### Stored items
"""

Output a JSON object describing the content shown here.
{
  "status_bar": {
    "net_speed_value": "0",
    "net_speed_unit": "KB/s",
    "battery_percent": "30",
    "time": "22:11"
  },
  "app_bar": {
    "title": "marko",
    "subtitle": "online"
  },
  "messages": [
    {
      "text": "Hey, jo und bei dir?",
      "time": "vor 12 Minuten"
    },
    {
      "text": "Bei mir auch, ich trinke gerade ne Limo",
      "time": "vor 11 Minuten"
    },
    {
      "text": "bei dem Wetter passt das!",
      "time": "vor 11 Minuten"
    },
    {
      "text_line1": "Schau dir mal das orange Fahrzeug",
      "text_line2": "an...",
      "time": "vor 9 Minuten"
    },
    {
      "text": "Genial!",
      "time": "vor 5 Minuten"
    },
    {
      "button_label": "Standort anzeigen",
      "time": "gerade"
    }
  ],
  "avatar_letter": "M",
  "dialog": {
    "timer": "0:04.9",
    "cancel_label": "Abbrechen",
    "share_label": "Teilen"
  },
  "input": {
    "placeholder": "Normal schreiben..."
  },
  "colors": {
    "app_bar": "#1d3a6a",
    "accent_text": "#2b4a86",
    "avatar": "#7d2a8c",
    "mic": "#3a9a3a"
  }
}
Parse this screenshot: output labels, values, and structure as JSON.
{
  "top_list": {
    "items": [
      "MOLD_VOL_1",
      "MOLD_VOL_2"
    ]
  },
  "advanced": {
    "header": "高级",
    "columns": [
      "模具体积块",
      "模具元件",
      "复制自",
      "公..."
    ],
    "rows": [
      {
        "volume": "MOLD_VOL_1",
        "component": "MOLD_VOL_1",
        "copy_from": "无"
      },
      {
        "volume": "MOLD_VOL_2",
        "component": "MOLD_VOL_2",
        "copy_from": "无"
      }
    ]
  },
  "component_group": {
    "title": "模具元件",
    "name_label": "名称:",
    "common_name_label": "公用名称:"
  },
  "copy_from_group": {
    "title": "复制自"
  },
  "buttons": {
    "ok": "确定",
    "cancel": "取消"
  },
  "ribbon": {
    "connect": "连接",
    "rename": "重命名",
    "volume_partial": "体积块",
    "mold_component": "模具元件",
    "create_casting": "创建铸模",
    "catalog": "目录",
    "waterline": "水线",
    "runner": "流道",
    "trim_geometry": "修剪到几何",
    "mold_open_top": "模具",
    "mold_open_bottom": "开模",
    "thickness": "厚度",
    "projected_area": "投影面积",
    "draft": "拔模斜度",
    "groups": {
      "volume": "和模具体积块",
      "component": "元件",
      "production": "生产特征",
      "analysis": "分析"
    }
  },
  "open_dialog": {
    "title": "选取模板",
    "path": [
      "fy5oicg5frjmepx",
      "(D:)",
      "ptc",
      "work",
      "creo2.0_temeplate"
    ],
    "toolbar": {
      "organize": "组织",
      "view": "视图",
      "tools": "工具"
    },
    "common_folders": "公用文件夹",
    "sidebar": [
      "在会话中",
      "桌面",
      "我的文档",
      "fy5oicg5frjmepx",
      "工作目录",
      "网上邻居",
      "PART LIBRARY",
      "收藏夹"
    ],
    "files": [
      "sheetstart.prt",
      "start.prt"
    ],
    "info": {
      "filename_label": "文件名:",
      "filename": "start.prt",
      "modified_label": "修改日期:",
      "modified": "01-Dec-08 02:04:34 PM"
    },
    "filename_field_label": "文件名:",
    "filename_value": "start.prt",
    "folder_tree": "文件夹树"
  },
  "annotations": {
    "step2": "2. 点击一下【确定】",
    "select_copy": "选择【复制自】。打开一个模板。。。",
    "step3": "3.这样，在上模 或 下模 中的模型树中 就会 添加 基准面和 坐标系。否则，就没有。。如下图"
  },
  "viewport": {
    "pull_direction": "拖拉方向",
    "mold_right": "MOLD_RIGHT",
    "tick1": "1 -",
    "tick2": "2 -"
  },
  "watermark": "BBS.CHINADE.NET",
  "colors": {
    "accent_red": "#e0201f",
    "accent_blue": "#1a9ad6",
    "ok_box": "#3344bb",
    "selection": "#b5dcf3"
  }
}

"""

### SET TASK
Give the entries once more, exactly as they appear.

### OUTPUT FOR THIS EXERCISE
Output a JSON object describing the content shown here.
{
  "status_bar": {
    "net_speed_value": "0",
    "net_speed_unit": "KB/s",
    "battery_percent": "30",
    "time": "22:11"
  },
  "app_bar": {
    "title": "marko",
    "subtitle": "online"
  },
  "messages": [
    {
      "text": "Hey, jo und bei dir?",
      "time": "vor 12 Minuten"
    },
    {
      "text": "Bei mir auch, ich trinke gerade ne Limo",
      "time": "vor 11 Minuten"
    },
    {
      "text": "bei dem Wetter passt das!",
      "time": "vor 11 Minuten"
    },
    {
      "text_line1": "Schau dir mal das orange Fahrzeug",
      "text_line2": "an...",
      "time": "vor 9 Minuten"
    },
    {
      "text": "Genial!",
      "time": "vor 5 Minuten"
    },
    {
      "button_label": "Standort anzeigen",
      "time": "gerade"
    }
  ],
  "avatar_letter": "M",
  "dialog": {
    "timer": "0:04.9",
    "cancel_label": "Abbrechen",
    "share_label": "Teilen"
  },
  "input": {
    "placeholder": "Normal schreiben..."
  },
  "colors": {
    "app_bar": "#1d3a6a",
    "accent_text": "#2b4a86",
    "avatar": "#7d2a8c",
    "mic": "#3a9a3a"
  }
}
Parse this screenshot: output labels, values, and structure as JSON.
{
  "top_list": {
    "items": [
      "MOLD_VOL_1",
      "MOLD_VOL_2"
    ]
  },
  "advanced": {
    "header": "高级",
    "columns": [
      "模具体积块",
      "模具元件",
      "复制自",
      "公..."
    ],
    "rows": [
      {
        "volume": "MOLD_VOL_1",
        "component": "MOLD_VOL_1",
        "copy_from": "无"
      },
      {
        "volume": "MOLD_VOL_2",
        "component": "MOLD_VOL_2",
        "copy_from": "无"
      }
    ]
  },
  "component_group": {
    "title": "模具元件",
    "name_label": "名称:",
    "common_name_label": "公用名称:"
  },
  "copy_from_group": {
    "title": "复制自"
  },
  "buttons": {
    "ok": "确定",
    "cancel": "取消"
  },
  "ribbon": {
    "connect": "连接",
    "rename": "重命名",
    "volume_partial": "体积块",
    "mold_component": "模具元件",
    "create_casting": "创建铸模",
    "catalog": "目录",
    "waterline": "水线",
    "runner": "流道",
    "trim_geometry": "修剪到几何",
    "mold_open_top": "模具",
    "mold_open_bottom": "开模",
    "thickness": "厚度",
    "projected_area": "投影面积",
    "draft": "拔模斜度",
    "groups": {
      "volume": "和模具体积块",
      "component": "元件",
      "production": "生产特征",
      "analysis": "分析"
    }
  },
  "open_dialog": {
    "title": "选取模板",
    "path": [
      "fy5oicg5frjmepx",
      "(D:)",
      "ptc",
      "work",
      "creo2.0_temeplate"
    ],
    "toolbar": {
      "organize": "组织",
      "view": "视图",
      "tools": "工具"
    },
    "common_folders": "公用文件夹",
    "sidebar": [
      "在会话中",
      "桌面",
      "我的文档",
      "fy5oicg5frjmepx",
      "工作目录",
      "网上邻居",
      "PART LIBRARY",
      "收藏夹"
    ],
    "files": [
      "sheetstart.prt",
      "start.prt"
    ],
    "info": {
      "filename_label": "文件名:",
      "filename": "start.prt",
      "modified_label": "修改日期:",
      "modified": "01-Dec-08 02:04:34 PM"
    },
    "filename_field_label": "文件名:",
    "filename_value": "start.prt",
    "folder_tree": "文件夹树"
  },
  "annotations": {
    "step2": "2. 点击一下【确定】",
    "select_copy": "选择【复制自】。打开一个模板。。。",
    "step3": "3.这样，在上模 或 下模 中的模型树中 就会 添加 基准面和 坐标系。否则，就没有。。如下图"
  },
  "viewport": {
    "pull_direction": "拖拉方向",
    "mold_right": "MOLD_RIGHT",
    "tick1": "1 -",
    "tick2": "2 -"
  },
  "watermark": "BBS.CHINADE.NET",
  "colors": {
    "accent_red": "#e0201f",
    "accent_blue": "#1a9ad6",
    "ok_box": "#3344bb",
    "selection": "#b5dcf3"
  }
}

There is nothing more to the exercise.